#### [Fragmento]
────────────────────
Aunque la oración anticipaba para aquella asamblea el tiempo litúrgico de la Navidad, en mi mente los pensamientos evocaban un tiempo histórico de pasión, tiempos reales los dos, presentes los dos, misteriosos los dos.
Mirábamos al pastor, rostro negro de azabache, vestido blanco de luz resucitada, y, detrás de él, por encima de su cabeza, a todos nos miraba el Cristo blanco de un crucifijo.
En la conciencia se me deslizó una pregunta: ¿Por qué es blanco el Cristo del crucifijo si los que aquí están ahora crucificados son negros?
Y pensé que alguien la respondía: «Crucificado, no es el color; sólo el hombres».
En Navidad, al huerto de la agonía, llegó la autoridad legítima a confirmar la verdad de la respuesta.
La memoria me confía un relato de pasión blanca: “Todos lo declararon reo de muerte. Algunos se pusieron a escupirle, y tapándole la cara, lo abofeteaban y le decían: «Profetiza». Y los criados le daban bofetadas” (Marcos).
A la memoria confío un relato de pasión negra: “Golpes secos, gritos y voces lejanas entre las que se adivinan los agudos de las mujeres y los llantos de los niños. A mi interlocutor más próximo sólo le oigo decir “deja de pegar que lo vas a matar” (Helena).
Confirmado: Crucificados, no hay colores, ¡sólo hay Cristos!

P D.: Penúltima estación de este viacrucis: Ya los han deportados. Entre ellos hay dos mujeres enfermas. Es todo lo que pude saber.
────────────────────
#### [Registros mostrados]

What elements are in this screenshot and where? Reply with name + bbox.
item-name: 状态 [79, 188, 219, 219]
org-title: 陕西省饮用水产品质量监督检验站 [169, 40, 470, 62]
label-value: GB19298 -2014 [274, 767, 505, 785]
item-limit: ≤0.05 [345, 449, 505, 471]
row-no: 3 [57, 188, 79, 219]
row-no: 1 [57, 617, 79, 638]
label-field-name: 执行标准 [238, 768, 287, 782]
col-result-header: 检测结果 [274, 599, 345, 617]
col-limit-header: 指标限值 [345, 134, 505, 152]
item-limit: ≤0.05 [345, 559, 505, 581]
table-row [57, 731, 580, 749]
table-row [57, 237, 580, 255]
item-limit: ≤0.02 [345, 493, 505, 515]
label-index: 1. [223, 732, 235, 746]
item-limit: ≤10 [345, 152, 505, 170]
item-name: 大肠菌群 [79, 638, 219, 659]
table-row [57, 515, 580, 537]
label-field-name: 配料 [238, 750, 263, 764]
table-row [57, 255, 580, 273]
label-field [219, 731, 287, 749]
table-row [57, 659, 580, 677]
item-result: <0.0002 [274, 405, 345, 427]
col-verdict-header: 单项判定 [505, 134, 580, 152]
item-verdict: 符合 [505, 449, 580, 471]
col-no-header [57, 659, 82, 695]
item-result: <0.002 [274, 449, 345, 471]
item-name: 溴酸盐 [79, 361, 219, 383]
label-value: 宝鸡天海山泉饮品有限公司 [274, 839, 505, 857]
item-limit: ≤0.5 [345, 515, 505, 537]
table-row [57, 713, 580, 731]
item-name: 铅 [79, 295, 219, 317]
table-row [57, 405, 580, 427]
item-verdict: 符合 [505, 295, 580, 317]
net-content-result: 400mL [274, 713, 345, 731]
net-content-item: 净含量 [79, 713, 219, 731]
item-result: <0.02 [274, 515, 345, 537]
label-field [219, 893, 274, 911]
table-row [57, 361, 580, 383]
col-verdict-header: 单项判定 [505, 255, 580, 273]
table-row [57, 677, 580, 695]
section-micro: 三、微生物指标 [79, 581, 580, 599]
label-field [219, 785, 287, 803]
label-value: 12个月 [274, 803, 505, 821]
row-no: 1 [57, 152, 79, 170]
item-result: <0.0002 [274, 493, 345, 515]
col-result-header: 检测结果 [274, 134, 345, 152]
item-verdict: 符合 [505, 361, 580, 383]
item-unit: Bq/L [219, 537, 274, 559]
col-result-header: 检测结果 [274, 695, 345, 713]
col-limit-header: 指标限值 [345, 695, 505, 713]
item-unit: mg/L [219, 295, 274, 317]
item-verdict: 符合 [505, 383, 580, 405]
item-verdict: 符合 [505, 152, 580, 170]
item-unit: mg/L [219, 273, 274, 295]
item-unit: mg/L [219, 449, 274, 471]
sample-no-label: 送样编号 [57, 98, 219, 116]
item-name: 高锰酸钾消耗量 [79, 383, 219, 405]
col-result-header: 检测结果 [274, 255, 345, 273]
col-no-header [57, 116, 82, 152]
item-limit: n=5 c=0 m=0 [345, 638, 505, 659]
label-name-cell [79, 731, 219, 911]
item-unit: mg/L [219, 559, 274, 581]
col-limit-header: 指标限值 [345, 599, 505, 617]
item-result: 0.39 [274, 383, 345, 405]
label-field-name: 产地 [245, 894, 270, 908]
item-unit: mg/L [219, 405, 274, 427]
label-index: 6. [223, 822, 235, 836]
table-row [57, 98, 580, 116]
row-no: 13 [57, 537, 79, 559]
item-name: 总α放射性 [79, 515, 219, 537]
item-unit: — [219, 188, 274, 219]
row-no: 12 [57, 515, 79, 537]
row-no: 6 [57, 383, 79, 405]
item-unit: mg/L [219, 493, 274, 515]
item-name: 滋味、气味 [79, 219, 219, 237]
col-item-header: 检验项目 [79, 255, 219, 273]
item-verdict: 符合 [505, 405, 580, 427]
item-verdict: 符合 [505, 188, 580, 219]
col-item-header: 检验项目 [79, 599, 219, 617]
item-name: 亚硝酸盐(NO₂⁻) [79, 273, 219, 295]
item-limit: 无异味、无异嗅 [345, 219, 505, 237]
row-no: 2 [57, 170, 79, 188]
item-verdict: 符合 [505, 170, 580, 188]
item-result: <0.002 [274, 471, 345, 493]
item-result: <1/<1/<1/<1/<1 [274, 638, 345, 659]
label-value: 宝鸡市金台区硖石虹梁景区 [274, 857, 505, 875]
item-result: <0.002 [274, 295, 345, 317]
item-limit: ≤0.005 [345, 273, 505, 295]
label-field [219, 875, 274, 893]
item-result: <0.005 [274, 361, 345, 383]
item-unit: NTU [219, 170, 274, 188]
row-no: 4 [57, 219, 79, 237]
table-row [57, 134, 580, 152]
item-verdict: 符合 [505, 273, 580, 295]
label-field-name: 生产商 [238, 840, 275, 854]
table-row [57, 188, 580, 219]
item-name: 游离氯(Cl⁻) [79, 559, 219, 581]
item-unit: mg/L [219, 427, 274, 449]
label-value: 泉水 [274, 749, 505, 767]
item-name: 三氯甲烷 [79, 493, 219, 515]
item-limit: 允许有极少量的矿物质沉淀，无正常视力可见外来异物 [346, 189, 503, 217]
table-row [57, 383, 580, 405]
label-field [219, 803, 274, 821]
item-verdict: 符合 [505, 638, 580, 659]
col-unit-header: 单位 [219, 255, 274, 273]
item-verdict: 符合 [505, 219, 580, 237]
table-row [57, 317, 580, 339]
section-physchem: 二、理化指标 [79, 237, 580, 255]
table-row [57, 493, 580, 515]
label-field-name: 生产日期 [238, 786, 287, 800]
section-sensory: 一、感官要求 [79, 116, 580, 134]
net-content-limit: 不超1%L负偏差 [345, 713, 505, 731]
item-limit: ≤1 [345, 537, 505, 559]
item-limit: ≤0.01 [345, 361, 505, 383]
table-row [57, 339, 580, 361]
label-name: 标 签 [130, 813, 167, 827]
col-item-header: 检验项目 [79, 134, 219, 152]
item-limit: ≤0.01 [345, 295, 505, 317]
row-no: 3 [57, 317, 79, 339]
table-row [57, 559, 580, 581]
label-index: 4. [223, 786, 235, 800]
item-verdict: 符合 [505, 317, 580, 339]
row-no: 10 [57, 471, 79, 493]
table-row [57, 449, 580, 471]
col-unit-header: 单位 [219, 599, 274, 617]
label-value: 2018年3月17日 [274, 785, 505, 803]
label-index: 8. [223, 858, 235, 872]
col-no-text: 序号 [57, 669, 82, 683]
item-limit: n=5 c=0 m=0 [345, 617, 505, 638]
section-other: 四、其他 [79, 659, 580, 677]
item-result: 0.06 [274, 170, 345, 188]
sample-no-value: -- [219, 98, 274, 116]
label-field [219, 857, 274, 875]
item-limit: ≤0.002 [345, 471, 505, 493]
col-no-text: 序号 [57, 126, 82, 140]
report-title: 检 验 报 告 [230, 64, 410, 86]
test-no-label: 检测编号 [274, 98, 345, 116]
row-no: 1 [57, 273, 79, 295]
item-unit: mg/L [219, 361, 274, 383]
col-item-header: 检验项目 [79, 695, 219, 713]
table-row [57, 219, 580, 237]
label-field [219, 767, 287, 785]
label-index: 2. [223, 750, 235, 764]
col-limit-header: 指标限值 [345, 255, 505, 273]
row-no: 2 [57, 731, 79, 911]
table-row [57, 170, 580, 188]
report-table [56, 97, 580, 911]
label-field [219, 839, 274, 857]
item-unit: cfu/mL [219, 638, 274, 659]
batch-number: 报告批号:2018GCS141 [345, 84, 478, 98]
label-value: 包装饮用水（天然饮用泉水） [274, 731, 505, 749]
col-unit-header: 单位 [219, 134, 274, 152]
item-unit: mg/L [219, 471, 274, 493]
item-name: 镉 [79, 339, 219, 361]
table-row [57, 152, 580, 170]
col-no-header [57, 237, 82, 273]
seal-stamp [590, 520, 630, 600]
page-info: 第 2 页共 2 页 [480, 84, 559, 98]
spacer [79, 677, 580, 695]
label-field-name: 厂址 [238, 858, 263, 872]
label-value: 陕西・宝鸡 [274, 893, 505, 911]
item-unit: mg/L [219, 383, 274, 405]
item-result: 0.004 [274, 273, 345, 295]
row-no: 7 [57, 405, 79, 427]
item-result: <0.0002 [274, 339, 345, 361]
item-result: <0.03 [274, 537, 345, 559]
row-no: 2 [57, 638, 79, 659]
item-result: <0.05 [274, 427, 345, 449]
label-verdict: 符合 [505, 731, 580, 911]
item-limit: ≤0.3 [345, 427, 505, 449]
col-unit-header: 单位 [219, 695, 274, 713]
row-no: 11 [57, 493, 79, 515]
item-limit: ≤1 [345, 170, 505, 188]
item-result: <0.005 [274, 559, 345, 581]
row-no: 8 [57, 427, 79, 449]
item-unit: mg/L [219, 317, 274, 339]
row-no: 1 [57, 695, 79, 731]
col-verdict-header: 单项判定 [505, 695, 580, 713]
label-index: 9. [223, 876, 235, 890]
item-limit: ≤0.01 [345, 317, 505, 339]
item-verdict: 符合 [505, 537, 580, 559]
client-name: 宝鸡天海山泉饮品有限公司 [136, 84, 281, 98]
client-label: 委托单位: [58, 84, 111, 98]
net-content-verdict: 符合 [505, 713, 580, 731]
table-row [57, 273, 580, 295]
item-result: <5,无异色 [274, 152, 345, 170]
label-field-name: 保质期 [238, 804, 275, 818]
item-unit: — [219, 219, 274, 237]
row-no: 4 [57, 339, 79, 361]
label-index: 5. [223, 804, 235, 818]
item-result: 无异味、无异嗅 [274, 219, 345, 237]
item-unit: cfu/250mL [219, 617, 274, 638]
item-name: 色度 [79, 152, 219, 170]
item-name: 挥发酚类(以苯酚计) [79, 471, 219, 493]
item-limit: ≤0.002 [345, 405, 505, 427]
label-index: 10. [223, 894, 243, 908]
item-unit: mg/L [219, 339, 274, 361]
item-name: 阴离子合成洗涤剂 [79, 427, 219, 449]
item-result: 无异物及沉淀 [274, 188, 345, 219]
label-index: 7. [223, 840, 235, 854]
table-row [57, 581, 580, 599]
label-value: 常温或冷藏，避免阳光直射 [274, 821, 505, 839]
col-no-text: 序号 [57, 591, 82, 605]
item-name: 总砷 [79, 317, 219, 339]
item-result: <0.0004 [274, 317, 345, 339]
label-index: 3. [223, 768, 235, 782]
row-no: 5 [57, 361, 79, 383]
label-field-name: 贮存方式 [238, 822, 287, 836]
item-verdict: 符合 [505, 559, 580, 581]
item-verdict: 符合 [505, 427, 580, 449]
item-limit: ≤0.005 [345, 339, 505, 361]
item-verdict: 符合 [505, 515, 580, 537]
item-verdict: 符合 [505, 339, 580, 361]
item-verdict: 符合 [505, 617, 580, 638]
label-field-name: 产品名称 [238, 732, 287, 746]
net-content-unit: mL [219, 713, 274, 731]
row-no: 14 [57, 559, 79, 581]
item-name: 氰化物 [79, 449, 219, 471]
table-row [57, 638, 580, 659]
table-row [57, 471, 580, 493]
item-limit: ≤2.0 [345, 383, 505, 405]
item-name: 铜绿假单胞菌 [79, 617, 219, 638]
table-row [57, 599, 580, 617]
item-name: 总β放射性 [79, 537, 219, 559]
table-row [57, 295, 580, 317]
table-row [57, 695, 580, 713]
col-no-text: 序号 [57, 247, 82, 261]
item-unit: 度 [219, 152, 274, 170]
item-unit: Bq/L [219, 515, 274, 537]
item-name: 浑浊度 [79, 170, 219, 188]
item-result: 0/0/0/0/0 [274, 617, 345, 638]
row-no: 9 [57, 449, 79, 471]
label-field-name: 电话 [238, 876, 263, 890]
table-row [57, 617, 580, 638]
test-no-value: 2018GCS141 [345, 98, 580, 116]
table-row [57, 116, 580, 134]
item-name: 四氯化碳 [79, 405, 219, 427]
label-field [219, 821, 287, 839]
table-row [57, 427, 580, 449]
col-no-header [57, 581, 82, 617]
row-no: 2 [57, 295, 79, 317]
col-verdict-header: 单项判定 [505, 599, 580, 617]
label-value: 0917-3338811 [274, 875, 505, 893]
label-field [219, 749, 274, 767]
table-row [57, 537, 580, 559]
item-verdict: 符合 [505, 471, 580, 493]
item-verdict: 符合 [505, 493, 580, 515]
────────────────────
#### [Consigna]
Por favor, extrae del fragmento, tal cual, el pasaje que empieza en las palabras "En la conciencia" y termina después de "colores, ¡sólo hay Cristos!".

#### [Resultado]
En la conciencia se me deslizó una pregunta: ¿Por qué es blanco el Cristo del crucifijo si los que aquí están ahora crucificados son negros?
Y pensé que alguien la respondía: «Crucificado, no es el color; sólo el hombres».
En Navidad, al huerto de la agonía, llegó la autoridad legítima a confirmar la verdad de la respuesta.
La memoria me confía un relato de pasión blanca: “Todos lo declararon reo de muerte. Algunos se pusieron a escupirle, y tapándole la cara, lo abofeteaban y le decían: «Profetiza». Y los criados le daban bofetadas” (Marcos).
A la memoria confío un relato de pasión negra: “Golpes secos, gritos y voces lejanas entre las que se adivinan los agudos de las mujeres y los llantos de los niños. A mi interlocutor más próximo sólo le oigo decir “deja de pegar que lo vas a matar” (Helena).
Confirmado: Crucificados, no hay colores, ¡sólo hay Cristos!